**Set problem:**
Answer with one number only: the number of lines that contain "page".

**The data:**
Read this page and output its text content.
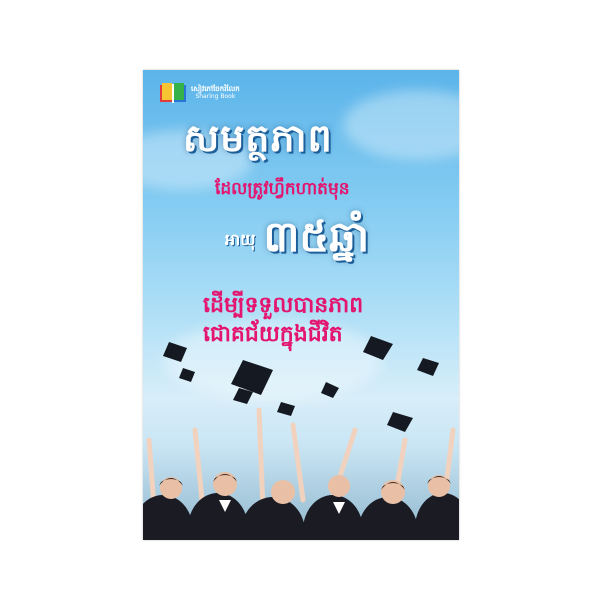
សៀវភៅចែករំលែក
Sharing Book
សមត្ថភាព
ដែលត្រូវហ្វឹកហាត់មុន
អាយុ ៣៥ឆ្នាំ
ដើម្បីទទួលបានភាព
ជោគជ័យក្នុងជីវិត
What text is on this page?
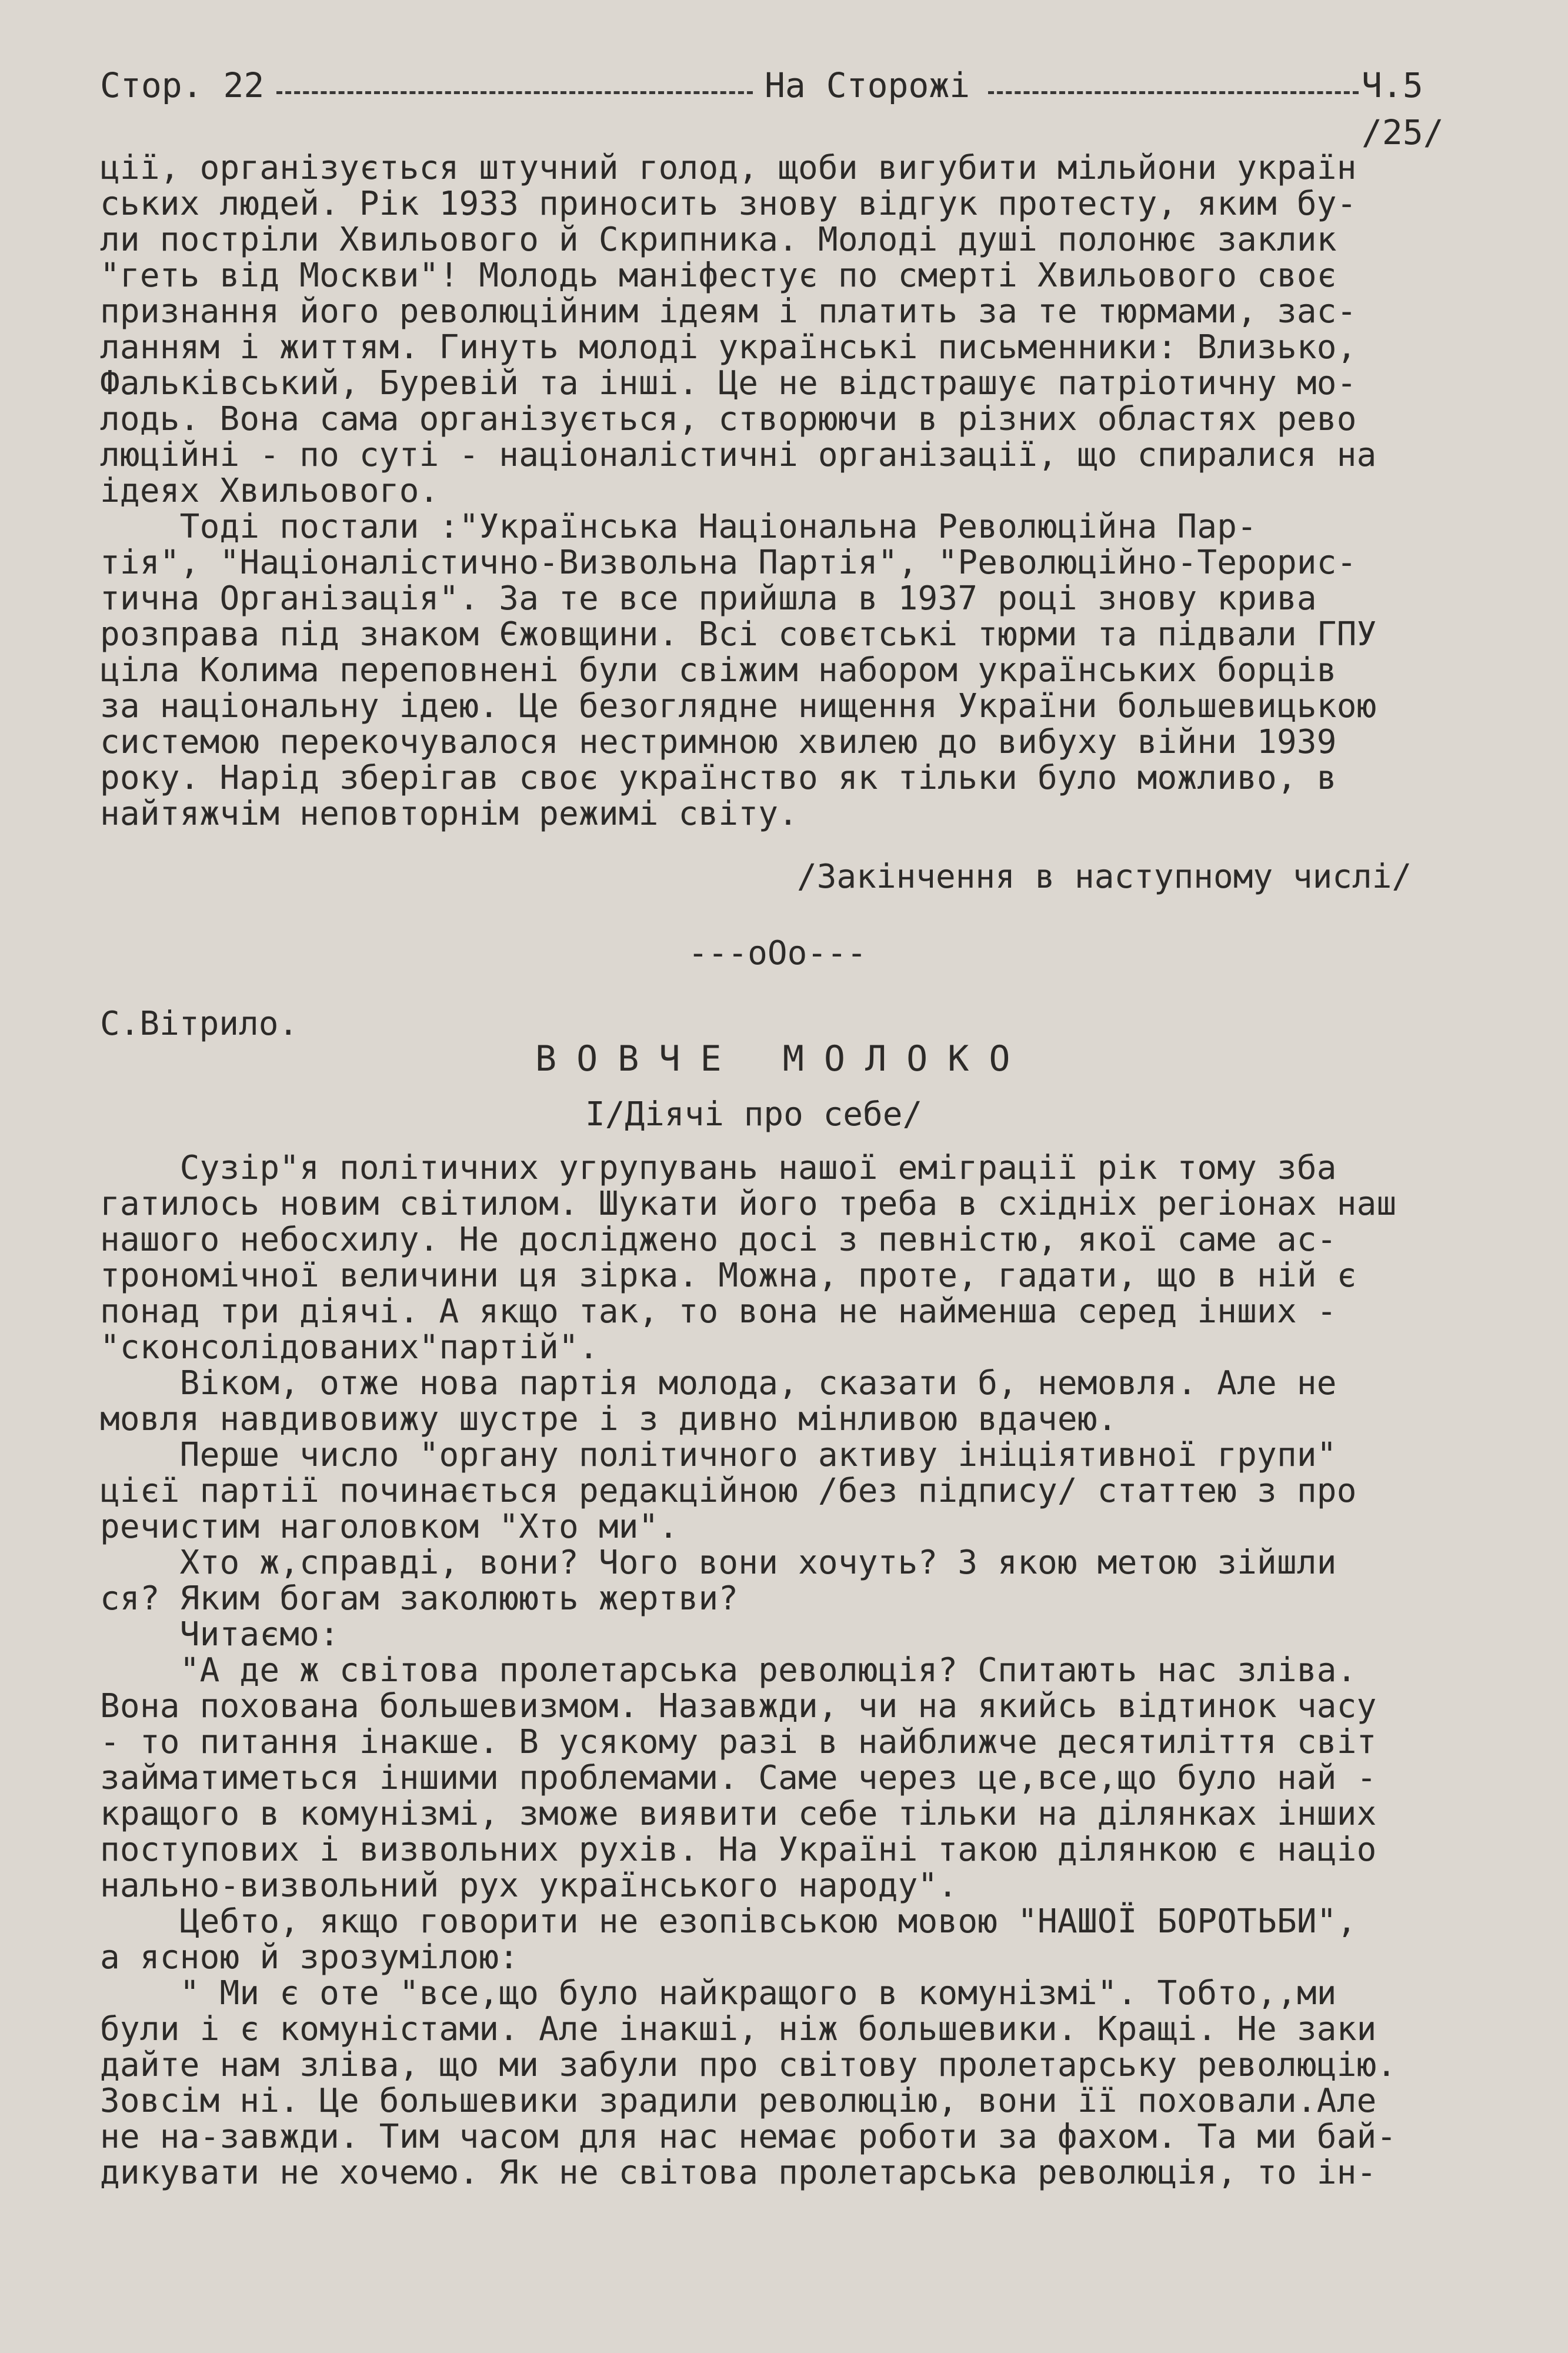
Стор. 22	На Сторожі	Ч.5 /25/
ції, організується штучний голод, щоби вигубити мільйони україн
ських людей. Рік 1933 приносить знову відгук протесту, яким бу-
ли постріли Хвильового й Скрипника. Молоді душі полонює заклик
"геть від Москви"! Молодь маніфестує по смерті Хвильового своє
признання його революційним ідеям і платить за те тюрмами, зас-
ланням і життям. Гинуть молоді українські письменники: Влизько,
Фальківський, Буревій та інші. Це не відстрашує патріотичну мо-
лодь. Вона сама організується, створюючи в різних областях рево
люційні - по суті - націоналістичні організації, що спиралися на
ідеях Хвильового.
Тоді постали :"Українська Національна Революційна Пар-
тія", "Націоналістично-Визвольна Партія", "Революційно-Терорис-
тична Організація". За те все прийшла в 1937 році знову крива
розправа під знаком Єжовщини. Всі совєтські тюрми та підвали ГПУ
ціла Колима переповнені були свіжим набором українських борців
за національну ідею. Це безоглядне нищення України большевицькою
системою перекочувалося нестримною хвилею до вибуху війни 1939
року. Нарід зберігав своє українство як тільки було можливо, в
найтяжчім неповторнім режимі світу.
/Закінчення в наступному числі/
---oOo---
С.Вітрило.
ВОВЧЕ МОЛОКО
I/Діячі про себе/
Сузір"я політичних угрупувань нашої еміграції рік тому зба
гатилось новим світилом. Шукати його треба в східніх регіонах наш
нашого небосхилу. Не досліджено досі з певністю, якої саме ас-
трономічної величини ця зірка. Можна, проте, гадати, що в ній є
понад три діячі. А якщо так, то вона не найменша серед інших -
"сконсолідованих"партій".
Віком, отже нова партія молода, сказати б, немовля. Але не
мовля навдивовижу шустре і з дивно мінливою вдачею.
Перше число "органу політичного активу ініціятивної групи"
цієї партії починається редакційною /без підпису/ статтею з про
речистим наголовком "Хто ми".
Хто ж,справді, вони? Чого вони хочуть? З якою метою зійшли
ся? Яким богам заколюють жертви?
Читаємо:
"А де ж світова пролетарська революція? Спитають нас зліва.
Вона похована большевизмом. Назавжди, чи на якийсь відтинок часу
- то питання інакше. В усякому разі в найближче десятиліття світ
займатиметься іншими проблемами. Саме через це,все,що було най -
кращого в комунізмі, зможе виявити себе тільки на ділянках інших
поступових і визвольних рухів. На Україні такою ділянкою є націо
нально-визвольний рух українського народу".
Цебто, якщо говорити не езопівською мовою "НАШОЇ БОРОТЬБИ",
а ясною й зрозумілою:
" Ми є оте "все,що було найкращого в комунізмі". Тобто,,ми
були і є комуністами. Але інакші, ніж большевики. Кращі. Не заки
дайте нам зліва, що ми забули про світову пролетарську революцію.
Зовсім ні. Це большевики зрадили революцію, вони її поховали.Але
не на-завжди. Тим часом для нас немає роботи за фахом. Та ми бай-
дикувати не хочемо. Як не світова пролетарська революція, то ін-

**Response:**
2